*EXTRACT TO READ*:
****************
Before you move on to the next section, can you think of any limitations of this approach?

Hints: How important is the training-testing ratio? How are training-testing subsets created?

### 11.1.3 Variable selection strategies

An addition weakness of the above approach is that we have manually defined the independent variables of interest (`average_elevation + Grassland_percent`

). For exploratory analysis, however, we may not know which are the most important variables. Perhaps there is a combination of independent variables which produces a better model fit (e.g. R^{2} > 0.24)?

Determining which variables to include/exclude from a model is a very difficult problem, which has resulted in many different variable selection strategies. Common approaches include expert opinion and/or theory, partial least squares (PLS) regression, implemented in `PLS`

, Least Absolute Shrinkage and Selection Operator (LASSO), implemented in `glmnet`

and `LARS`

, as well as elastic net methods and ridge regression, also implemented in `glmnet`

. You may want to explore some of these more complex approaches for your dissertation.
****************
*Bounding box annotations*:
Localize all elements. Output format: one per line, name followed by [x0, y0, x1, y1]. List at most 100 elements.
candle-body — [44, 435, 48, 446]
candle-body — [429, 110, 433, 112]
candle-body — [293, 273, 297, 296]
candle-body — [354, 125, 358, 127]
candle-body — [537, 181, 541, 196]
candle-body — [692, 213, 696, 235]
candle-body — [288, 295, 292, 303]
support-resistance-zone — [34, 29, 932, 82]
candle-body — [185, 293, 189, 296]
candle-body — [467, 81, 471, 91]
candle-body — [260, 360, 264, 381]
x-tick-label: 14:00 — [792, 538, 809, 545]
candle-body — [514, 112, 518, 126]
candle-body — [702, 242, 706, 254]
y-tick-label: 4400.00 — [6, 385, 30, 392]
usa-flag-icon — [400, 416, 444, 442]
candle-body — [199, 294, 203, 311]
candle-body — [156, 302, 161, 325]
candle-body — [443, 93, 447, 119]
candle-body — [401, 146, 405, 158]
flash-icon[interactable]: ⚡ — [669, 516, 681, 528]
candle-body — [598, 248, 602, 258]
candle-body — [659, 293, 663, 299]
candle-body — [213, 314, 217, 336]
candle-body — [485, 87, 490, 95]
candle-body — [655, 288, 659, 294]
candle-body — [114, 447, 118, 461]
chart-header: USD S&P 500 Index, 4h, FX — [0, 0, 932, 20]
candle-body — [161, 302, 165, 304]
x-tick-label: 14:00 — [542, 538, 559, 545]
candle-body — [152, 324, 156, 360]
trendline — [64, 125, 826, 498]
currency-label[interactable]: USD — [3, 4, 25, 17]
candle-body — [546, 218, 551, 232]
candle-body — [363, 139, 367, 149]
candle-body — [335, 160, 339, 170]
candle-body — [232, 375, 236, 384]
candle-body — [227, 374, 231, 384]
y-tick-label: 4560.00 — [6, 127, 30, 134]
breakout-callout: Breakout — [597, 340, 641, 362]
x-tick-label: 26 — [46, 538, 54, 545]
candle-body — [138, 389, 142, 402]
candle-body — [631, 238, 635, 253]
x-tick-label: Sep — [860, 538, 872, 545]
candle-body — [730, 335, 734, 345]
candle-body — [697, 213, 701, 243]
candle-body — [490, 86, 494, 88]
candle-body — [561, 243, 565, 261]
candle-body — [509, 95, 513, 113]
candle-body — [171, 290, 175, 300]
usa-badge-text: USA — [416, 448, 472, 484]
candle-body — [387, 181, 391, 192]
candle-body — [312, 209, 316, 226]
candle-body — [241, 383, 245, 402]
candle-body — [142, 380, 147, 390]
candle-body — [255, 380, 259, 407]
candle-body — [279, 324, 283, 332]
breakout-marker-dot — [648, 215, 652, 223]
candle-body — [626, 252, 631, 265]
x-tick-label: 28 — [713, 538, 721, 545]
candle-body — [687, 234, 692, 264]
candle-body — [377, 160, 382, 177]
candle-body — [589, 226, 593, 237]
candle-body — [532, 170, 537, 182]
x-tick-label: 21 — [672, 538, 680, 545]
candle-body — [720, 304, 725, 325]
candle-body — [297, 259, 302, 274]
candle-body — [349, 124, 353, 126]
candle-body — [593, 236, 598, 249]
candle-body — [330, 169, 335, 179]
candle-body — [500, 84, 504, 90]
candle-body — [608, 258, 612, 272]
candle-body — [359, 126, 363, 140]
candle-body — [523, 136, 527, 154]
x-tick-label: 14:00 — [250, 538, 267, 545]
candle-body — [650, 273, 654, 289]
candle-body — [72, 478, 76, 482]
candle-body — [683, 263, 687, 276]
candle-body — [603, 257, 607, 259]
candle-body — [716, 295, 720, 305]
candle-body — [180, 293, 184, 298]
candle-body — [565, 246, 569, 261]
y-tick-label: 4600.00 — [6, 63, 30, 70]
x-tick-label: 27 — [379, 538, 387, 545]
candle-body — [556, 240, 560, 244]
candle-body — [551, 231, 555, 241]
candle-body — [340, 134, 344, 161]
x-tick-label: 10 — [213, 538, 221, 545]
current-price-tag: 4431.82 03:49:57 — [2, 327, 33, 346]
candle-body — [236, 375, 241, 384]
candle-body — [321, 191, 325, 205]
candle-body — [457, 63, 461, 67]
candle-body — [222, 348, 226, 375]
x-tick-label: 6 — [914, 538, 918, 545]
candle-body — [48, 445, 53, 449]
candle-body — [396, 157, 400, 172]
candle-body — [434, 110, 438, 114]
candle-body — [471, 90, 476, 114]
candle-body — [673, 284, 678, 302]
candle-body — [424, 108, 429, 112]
****************
*TASKS TO COMPLETE*:
a. Translate this sentence from the variable selection text into Spanish: "For exploratory analysis, however, we may not know which are the most important variables."
b. Update the rows from their first line through the line that contains "candle-body — [659, 293, 663, 299]" by replacing "candle-body" with "candlestick-body" and leaving everything else unchanged. Give only those lines.

*EXERCISE SOLUTIONS*:
a. Sin embargo, para el análisis exploratorio, es posible que no sepamos cuáles son las variables más importantes.

b.
Localize all elements. Output format: one per line, name followed by [x0, y0, x1, y1]. List at most 100 elements.
candlestick-body — [44, 435, 48, 446]
candlestick-body — [429, 110, 433, 112]
candlestick-body — [293, 273, 297, 296]
candlestick-body — [354, 125, 358, 127]
candlestick-body — [537, 181, 541, 196]
candlestick-body — [692, 213, 696, 235]
candlestick-body — [288, 295, 292, 303]
support-resistance-zone — [34, 29, 932, 82]
candlestick-body — [185, 293, 189, 296]
candlestick-body — [467, 81, 471, 91]
candlestick-body — [260, 360, 264, 381]
x-tick-label: 14:00 — [792, 538, 809, 545]
candlestick-body — [514, 112, 518, 126]
candlestick-body — [702, 242, 706, 254]
y-tick-label: 4400.00 — [6, 385, 30, 392]
usa-flag-icon — [400, 416, 444, 442]
candlestick-body — [199, 294, 203, 311]
candlestick-body — [156, 302, 161, 325]
candlestick-body — [443, 93, 447, 119]
candlestick-body — [401, 146, 405, 158]
flash-icon[interactable]: ⚡ — [669, 516, 681, 528]
candlestick-body — [598, 248, 602, 258]
candlestick-body — [659, 293, 663, 299]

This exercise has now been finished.